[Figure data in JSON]

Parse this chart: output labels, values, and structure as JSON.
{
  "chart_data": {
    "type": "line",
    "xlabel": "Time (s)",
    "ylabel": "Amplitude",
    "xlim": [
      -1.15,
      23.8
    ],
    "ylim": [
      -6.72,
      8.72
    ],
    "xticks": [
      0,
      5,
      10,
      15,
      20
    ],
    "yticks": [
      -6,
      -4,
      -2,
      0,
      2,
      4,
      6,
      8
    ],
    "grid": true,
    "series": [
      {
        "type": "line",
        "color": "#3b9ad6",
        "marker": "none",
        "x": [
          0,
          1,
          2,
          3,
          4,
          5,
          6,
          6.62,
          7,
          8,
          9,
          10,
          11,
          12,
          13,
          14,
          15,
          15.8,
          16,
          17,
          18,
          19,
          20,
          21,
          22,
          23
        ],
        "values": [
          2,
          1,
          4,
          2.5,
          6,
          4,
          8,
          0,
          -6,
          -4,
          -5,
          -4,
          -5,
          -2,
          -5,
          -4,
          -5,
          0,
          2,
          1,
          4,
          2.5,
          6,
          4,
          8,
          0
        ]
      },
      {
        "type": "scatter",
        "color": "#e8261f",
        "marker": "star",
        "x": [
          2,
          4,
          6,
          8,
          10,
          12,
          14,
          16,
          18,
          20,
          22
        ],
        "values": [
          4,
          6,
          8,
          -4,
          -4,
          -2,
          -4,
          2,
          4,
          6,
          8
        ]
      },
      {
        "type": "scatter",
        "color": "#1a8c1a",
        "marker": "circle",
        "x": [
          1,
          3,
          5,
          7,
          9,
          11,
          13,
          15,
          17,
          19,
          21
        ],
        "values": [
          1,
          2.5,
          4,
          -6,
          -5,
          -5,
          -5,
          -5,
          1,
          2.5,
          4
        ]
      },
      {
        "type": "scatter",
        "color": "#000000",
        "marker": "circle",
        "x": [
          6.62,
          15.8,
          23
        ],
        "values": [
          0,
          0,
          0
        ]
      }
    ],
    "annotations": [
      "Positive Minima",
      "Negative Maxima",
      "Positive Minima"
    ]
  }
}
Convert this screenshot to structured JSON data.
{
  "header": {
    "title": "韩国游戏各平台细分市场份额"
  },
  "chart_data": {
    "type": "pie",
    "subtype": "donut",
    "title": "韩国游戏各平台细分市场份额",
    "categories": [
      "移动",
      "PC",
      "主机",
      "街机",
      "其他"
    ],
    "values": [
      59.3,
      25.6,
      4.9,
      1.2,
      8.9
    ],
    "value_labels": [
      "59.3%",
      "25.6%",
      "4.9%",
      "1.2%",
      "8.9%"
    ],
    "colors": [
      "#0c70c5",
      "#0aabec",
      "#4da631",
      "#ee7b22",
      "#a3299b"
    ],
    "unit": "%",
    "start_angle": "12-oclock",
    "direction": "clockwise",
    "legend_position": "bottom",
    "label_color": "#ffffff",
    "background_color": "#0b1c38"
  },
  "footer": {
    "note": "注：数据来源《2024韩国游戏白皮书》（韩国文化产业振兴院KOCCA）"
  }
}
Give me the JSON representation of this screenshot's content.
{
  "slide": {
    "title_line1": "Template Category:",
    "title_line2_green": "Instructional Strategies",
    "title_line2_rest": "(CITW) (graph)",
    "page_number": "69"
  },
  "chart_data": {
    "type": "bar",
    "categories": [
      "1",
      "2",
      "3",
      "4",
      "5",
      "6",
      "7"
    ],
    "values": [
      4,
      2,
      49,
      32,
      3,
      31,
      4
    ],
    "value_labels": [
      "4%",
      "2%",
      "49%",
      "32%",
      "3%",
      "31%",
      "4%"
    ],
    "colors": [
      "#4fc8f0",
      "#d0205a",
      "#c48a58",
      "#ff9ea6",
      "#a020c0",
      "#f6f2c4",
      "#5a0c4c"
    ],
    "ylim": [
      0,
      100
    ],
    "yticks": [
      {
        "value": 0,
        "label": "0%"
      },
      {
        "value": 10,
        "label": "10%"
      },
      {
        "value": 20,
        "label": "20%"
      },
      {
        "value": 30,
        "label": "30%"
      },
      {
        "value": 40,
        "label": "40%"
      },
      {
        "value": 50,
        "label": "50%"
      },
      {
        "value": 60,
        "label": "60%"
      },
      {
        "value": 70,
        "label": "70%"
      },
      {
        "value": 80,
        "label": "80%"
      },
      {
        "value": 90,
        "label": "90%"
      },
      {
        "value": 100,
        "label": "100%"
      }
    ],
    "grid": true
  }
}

• Exercise brief: Print every record exactly as it was given.

• Final answer:
Parse this chart: output labels, values, and structure as JSON.
{
  "chart_data": {
    "type": "line",
    "xlabel": "Time (s)",
    "ylabel": "Amplitude",
    "xlim": [
      -1.15,
      23.8
    ],
    "ylim": [
      -6.72,
      8.72
    ],
    "xticks": [
      0,
      5,
      10,
      15,
      20
    ],
    "yticks": [
      -6,
      -4,
      -2,
      0,
      2,
      4,
      6,
      8
    ],
    "grid": true,
    "series": [
      {
        "type": "line",
        "color": "#3b9ad6",
        "marker": "none",
        "x": [
          0,
          1,
          2,
          3,
          4,
          5,
          6,
          6.62,
          7,
          8,
          9,
          10,
          11,
          12,
          13,
          14,
          15,
          15.8,
          16,
          17,
          18,
          19,
          20,
          21,
          22,
          23
        ],
        "values": [
          2,
          1,
          4,
          2.5,
          6,
          4,
          8,
          0,
          -6,
          -4,
          -5,
          -4,
          -5,
          -2,
          -5,
          -4,
          -5,
          0,
          2,
          1,
          4,
          2.5,
          6,
          4,
          8,
          0
        ]
      },
      {
        "type": "scatter",
        "color": "#e8261f",
        "marker": "star",
        "x": [
          2,
          4,
          6,
          8,
          10,
          12,
          14,
          16,
          18,
          20,
          22
        ],
        "values": [
          4,
          6,
          8,
          -4,
          -4,
          -2,
          -4,
          2,
          4,
          6,
          8
        ]
      },
      {
        "type": "scatter",
        "color": "#1a8c1a",
        "marker": "circle",
        "x": [
          1,
          3,
          5,
          7,
          9,
          11,
          13,
          15,
          17,
          19,
          21
        ],
        "values": [
          1,
          2.5,
          4,
          -6,
          -5,
          -5,
          -5,
          -5,
          1,
          2.5,
          4
        ]
      },
      {
        "type": "scatter",
        "color": "#000000",
        "marker": "circle",
        "x": [
          6.62,
          15.8,
          23
        ],
        "values": [
          0,
          0,
          0
        ]
      }
    ],
    "annotations": [
      "Positive Minima",
      "Negative Maxima",
      "Positive Minima"
    ]
  }
}
Convert this screenshot to structured JSON data.
{
  "header": {
    "title": "韩国游戏各平台细分市场份额"
  },
  "chart_data": {
    "type": "pie",
    "subtype": "donut",
    "title": "韩国游戏各平台细分市场份额",
    "categories": [
      "移动",
      "PC",
      "主机",
      "街机",
      "其他"
    ],
    "values": [
      59.3,
      25.6,
      4.9,
      1.2,
      8.9
    ],
    "value_labels": [
      "59.3%",
      "25.6%",
      "4.9%",
      "1.2%",
      "8.9%"
    ],
    "colors": [
      "#0c70c5",
      "#0aabec",
      "#4da631",
      "#ee7b22",
      "#a3299b"
    ],
    "unit": "%",
    "start_angle": "12-oclock",
    "direction": "clockwise",
    "legend_position": "bottom",
    "label_color": "#ffffff",
    "background_color": "#0b1c38"
  },
  "footer": {
    "note": "注：数据来源《2024韩国游戏白皮书》（韩国文化产业振兴院KOCCA）"
  }
}
Give me the JSON representation of this screenshot's content.
{
  "slide": {
    "title_line1": "Template Category:",
    "title_line2_green": "Instructional Strategies",
    "title_line2_rest": "(CITW) (graph)",
    "page_number": "69"
  },
  "chart_data": {
    "type": "bar",
    "categories": [
      "1",
      "2",
      "3",
      "4",
      "5",
      "6",
      "7"
    ],
    "values": [
      4,
      2,
      49,
      32,
      3,
      31,
      4
    ],
    "value_labels": [
      "4%",
      "2%",
      "49%",
      "32%",
      "3%",
      "31%",
      "4%"
    ],
    "colors": [
      "#4fc8f0",
      "#d0205a",
      "#c48a58",
      "#ff9ea6",
      "#a020c0",
      "#f6f2c4",
      "#5a0c4c"
    ],
    "ylim": [
      0,
      100
    ],
    "yticks": [
      {
        "value": 0,
        "label": "0%"
      },
      {
        "value": 10,
        "label": "10%"
      },
      {
        "value": 20,
        "label": "20%"
      },
      {
        "value": 30,
        "label": "30%"
      },
      {
        "value": 40,
        "label": "40%"
      },
      {
        "value": 50,
        "label": "50%"
      },
      {
        "value": 60,
        "label": "60%"
      },
      {
        "value": 70,
        "label": "70%"
      },
      {
        "value": 80,
        "label": "80%"
      },
      {
        "value": 90,
        "label": "90%"
      },
      {
        "value": 100,
        "label": "100%"
      }
    ],
    "grid": true
  }
}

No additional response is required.